> _Your goal_
Extract the full listing verbatim and drop any pictures from your copy.

> _Data excerpts_
※
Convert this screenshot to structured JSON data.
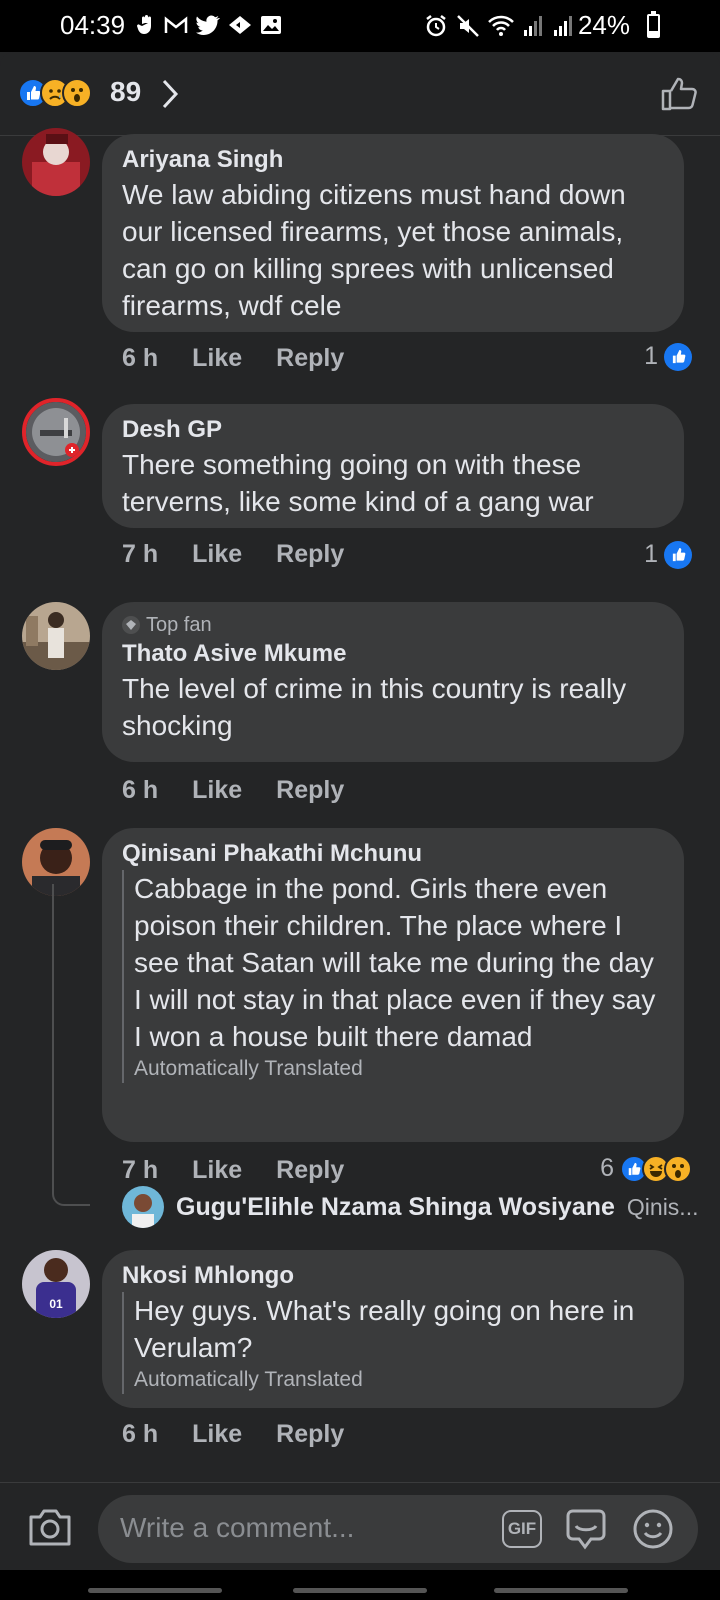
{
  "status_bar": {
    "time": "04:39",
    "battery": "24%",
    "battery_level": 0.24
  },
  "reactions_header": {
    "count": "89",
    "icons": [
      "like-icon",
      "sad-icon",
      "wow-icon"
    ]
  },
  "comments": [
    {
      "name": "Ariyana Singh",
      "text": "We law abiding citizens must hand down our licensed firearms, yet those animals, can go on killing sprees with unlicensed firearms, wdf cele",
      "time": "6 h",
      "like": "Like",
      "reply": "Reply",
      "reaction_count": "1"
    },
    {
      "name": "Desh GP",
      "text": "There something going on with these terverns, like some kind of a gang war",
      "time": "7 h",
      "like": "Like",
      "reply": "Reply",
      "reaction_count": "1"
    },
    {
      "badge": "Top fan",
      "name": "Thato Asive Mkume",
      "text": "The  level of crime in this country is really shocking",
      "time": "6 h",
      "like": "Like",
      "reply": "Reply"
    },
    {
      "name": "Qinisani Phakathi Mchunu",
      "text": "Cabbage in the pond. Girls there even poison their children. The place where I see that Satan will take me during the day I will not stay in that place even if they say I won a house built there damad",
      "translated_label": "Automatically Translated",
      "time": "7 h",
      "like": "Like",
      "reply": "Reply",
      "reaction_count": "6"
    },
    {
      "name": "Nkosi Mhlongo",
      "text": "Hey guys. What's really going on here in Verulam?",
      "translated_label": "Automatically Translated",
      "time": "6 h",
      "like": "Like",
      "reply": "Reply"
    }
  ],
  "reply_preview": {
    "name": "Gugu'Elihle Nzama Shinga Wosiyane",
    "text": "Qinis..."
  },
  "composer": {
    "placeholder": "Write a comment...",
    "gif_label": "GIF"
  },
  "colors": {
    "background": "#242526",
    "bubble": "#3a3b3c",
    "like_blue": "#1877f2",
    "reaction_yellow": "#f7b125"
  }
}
※
> _Solution_
Convert this screenshot to structured JSON data.
{
  "status_bar": {
    "time": "04:39",
    "battery": "24%",
    "battery_level": 0.24
  },
  "reactions_header": {
    "count": "89",
    "icons": [
      "like-icon",
      "sad-icon",
      "wow-icon"
    ]
  },
  "comments": [
    {
      "name": "Ariyana Singh",
      "text": "We law abiding citizens must hand down our licensed firearms, yet those animals, can go on killing sprees with unlicensed firearms, wdf cele",
      "time": "6 h",
      "like": "Like",
      "reply": "Reply",
      "reaction_count": "1"
    },
    {
      "name": "Desh GP",
      "text": "There something going on with these terverns, like some kind of a gang war",
      "time": "7 h",
      "like": "Like",
      "reply": "Reply",
      "reaction_count": "1"
    },
    {
      "badge": "Top fan",
      "name": "Thato Asive Mkume",
      "text": "The  level of crime in this country is really shocking",
      "time": "6 h",
      "like": "Like",
      "reply": "Reply"
    },
    {
      "name": "Qinisani Phakathi Mchunu",
      "text": "Cabbage in the pond. Girls there even poison their children. The place where I see that Satan will take me during the day I will not stay in that place even if they say I won a house built there damad",
      "translated_label": "Automatically Translated",
      "time": "7 h",
      "like": "Like",
      "reply": "Reply",
      "reaction_count": "6"
    },
    {
      "name": "Nkosi Mhlongo",
      "text": "Hey guys. What's really going on here in Verulam?",
      "translated_label": "Automatically Translated",
      "time": "6 h",
      "like": "Like",
      "reply": "Reply"
    }
  ],
  "reply_preview": {
    "name": "Gugu'Elihle Nzama Shinga Wosiyane",
    "text": "Qinis..."
  },
  "composer": {
    "placeholder": "Write a comment...",
    "gif_label": "GIF"
  },
  "colors": {
    "background": "#242526",
    "bubble": "#3a3b3c",
    "like_blue": "#1877f2",
    "reaction_yellow": "#f7b125"
  }
}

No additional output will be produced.